## [Short task]
Repeat the records below exactly as they appear.

★ ★ ★ ★ ★

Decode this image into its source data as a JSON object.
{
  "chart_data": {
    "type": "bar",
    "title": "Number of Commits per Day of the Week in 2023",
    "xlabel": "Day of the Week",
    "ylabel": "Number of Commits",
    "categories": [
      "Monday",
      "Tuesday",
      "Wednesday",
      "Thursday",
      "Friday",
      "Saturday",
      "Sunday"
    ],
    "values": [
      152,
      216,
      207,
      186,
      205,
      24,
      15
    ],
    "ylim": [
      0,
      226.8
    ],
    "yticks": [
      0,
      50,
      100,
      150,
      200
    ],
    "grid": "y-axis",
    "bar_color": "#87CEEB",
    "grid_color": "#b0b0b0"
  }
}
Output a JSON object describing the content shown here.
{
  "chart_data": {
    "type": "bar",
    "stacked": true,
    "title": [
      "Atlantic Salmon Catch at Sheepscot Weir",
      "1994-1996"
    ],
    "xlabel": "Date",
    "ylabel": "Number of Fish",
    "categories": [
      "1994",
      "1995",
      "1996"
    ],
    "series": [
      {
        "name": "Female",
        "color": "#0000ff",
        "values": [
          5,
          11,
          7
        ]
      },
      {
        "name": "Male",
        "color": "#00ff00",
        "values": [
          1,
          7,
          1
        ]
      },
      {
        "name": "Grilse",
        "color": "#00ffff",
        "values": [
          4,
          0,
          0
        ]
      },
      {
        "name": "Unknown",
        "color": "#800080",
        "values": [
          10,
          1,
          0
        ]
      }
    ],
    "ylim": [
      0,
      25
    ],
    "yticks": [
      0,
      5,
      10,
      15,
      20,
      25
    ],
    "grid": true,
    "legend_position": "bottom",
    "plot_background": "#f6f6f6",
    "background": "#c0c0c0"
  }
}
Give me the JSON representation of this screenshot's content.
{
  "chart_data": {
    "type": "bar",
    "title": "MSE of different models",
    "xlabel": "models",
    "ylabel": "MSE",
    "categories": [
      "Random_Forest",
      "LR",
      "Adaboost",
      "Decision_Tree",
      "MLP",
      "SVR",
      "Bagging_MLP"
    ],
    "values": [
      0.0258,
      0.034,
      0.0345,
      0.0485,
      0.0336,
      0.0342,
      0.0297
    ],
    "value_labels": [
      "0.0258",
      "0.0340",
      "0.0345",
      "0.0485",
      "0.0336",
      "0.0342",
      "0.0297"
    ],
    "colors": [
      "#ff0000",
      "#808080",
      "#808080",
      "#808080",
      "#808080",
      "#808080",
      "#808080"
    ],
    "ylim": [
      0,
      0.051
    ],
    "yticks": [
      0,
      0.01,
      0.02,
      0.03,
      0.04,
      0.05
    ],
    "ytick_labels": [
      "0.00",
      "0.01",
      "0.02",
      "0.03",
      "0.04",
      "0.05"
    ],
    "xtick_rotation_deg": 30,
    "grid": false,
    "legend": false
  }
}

★ ★ ★ ★ ★

## [Reply to the task]
Decode this image into its source data as a JSON object.
{
  "chart_data": {
    "type": "bar",
    "title": "Number of Commits per Day of the Week in 2023",
    "xlabel": "Day of the Week",
    "ylabel": "Number of Commits",
    "categories": [
      "Monday",
      "Tuesday",
      "Wednesday",
      "Thursday",
      "Friday",
      "Saturday",
      "Sunday"
    ],
    "values": [
      152,
      216,
      207,
      186,
      205,
      24,
      15
    ],
    "ylim": [
      0,
      226.8
    ],
    "yticks": [
      0,
      50,
      100,
      150,
      200
    ],
    "grid": "y-axis",
    "bar_color": "#87CEEB",
    "grid_color": "#b0b0b0"
  }
}
Output a JSON object describing the content shown here.
{
  "chart_data": {
    "type": "bar",
    "stacked": true,
    "title": [
      "Atlantic Salmon Catch at Sheepscot Weir",
      "1994-1996"
    ],
    "xlabel": "Date",
    "ylabel": "Number of Fish",
    "categories": [
      "1994",
      "1995",
      "1996"
    ],
    "series": [
      {
        "name": "Female",
        "color": "#0000ff",
        "values": [
          5,
          11,
          7
        ]
      },
      {
        "name": "Male",
        "color": "#00ff00",
        "values": [
          1,
          7,
          1
        ]
      },
      {
        "name": "Grilse",
        "color": "#00ffff",
        "values": [
          4,
          0,
          0
        ]
      },
      {
        "name": "Unknown",
        "color": "#800080",
        "values": [
          10,
          1,
          0
        ]
      }
    ],
    "ylim": [
      0,
      25
    ],
    "yticks": [
      0,
      5,
      10,
      15,
      20,
      25
    ],
    "grid": true,
    "legend_position": "bottom",
    "plot_background": "#f6f6f6",
    "background": "#c0c0c0"
  }
}
Give me the JSON representation of this screenshot's content.
{
  "chart_data": {
    "type": "bar",
    "title": "MSE of different models",
    "xlabel": "models",
    "ylabel": "MSE",
    "categories": [
      "Random_Forest",
      "LR",
      "Adaboost",
      "Decision_Tree",
      "MLP",
      "SVR",
      "Bagging_MLP"
    ],
    "values": [
      0.0258,
      0.034,
      0.0345,
      0.0485,
      0.0336,
      0.0342,
      0.0297
    ],
    "value_labels": [
      "0.0258",
      "0.0340",
      "0.0345",
      "0.0485",
      "0.0336",
      "0.0342",
      "0.0297"
    ],
    "colors": [
      "#ff0000",
      "#808080",
      "#808080",
      "#808080",
      "#808080",
      "#808080",
      "#808080"
    ],
    "ylim": [
      0,
      0.051
    ],
    "yticks": [
      0,
      0.01,
      0.02,
      0.03,
      0.04,
      0.05
    ],
    "ytick_labels": [
      "0.00",
      "0.01",
      "0.02",
      "0.03",
      "0.04",
      "0.05"
    ],
    "xtick_rotation_deg": 30,
    "grid": false,
    "legend": false
  }
}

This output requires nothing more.